## BEGIN

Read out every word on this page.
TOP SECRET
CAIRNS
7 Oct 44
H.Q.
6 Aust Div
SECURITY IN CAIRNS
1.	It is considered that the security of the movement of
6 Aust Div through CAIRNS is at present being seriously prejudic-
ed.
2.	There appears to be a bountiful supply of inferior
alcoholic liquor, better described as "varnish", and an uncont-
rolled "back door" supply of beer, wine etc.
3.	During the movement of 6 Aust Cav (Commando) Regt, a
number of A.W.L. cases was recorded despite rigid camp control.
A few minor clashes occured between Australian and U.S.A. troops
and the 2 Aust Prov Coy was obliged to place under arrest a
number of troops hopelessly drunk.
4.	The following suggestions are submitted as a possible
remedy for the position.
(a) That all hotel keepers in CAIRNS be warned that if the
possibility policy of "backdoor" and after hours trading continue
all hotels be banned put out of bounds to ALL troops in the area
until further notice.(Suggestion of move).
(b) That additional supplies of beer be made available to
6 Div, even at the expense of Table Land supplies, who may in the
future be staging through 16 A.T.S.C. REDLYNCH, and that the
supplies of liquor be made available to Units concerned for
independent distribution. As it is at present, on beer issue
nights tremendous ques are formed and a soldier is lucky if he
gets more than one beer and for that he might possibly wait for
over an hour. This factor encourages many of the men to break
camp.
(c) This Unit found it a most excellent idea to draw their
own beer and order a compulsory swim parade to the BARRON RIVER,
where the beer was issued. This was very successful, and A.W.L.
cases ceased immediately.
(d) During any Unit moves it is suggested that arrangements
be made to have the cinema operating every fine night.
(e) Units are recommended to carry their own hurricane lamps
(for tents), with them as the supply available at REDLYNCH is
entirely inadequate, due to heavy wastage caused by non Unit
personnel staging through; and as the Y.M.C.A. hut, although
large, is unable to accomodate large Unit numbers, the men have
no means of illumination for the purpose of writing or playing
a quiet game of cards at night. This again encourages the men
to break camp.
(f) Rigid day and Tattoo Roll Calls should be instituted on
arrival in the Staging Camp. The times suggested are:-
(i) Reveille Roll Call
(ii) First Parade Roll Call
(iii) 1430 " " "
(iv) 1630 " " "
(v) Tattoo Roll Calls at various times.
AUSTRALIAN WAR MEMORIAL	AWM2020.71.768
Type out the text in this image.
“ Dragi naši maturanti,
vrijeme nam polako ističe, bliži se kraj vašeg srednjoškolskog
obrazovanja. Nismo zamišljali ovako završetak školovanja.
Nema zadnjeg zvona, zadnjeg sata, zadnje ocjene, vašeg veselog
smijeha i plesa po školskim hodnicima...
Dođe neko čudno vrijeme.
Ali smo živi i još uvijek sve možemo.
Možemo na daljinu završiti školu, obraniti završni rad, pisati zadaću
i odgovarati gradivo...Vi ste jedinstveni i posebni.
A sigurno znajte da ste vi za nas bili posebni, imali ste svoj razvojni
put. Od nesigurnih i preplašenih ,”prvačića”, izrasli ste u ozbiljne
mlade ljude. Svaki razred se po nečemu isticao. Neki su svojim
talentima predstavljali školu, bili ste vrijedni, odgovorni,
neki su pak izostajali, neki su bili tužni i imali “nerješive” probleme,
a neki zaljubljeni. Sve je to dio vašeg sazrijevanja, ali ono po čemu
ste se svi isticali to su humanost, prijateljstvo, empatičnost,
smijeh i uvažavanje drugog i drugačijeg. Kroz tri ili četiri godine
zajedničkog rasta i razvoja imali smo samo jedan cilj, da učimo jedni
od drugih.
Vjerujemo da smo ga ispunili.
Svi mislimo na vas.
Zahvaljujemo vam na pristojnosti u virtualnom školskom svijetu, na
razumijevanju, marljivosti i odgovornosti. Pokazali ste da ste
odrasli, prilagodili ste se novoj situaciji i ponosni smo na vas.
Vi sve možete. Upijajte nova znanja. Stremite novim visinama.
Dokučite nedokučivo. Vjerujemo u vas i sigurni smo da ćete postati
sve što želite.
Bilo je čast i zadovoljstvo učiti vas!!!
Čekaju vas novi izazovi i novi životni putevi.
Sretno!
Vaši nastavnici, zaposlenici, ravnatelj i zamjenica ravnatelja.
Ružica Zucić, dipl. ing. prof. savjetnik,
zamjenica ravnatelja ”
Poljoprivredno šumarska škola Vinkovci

## END

Problem to work on.
Copy each line of the records that contains the word "supply".

The response.
2.	There appears to be a bountiful supply of inferior
rolled "back door" supply of beer, wine etc.
(for tents), with them as the supply available at REDLYNCH is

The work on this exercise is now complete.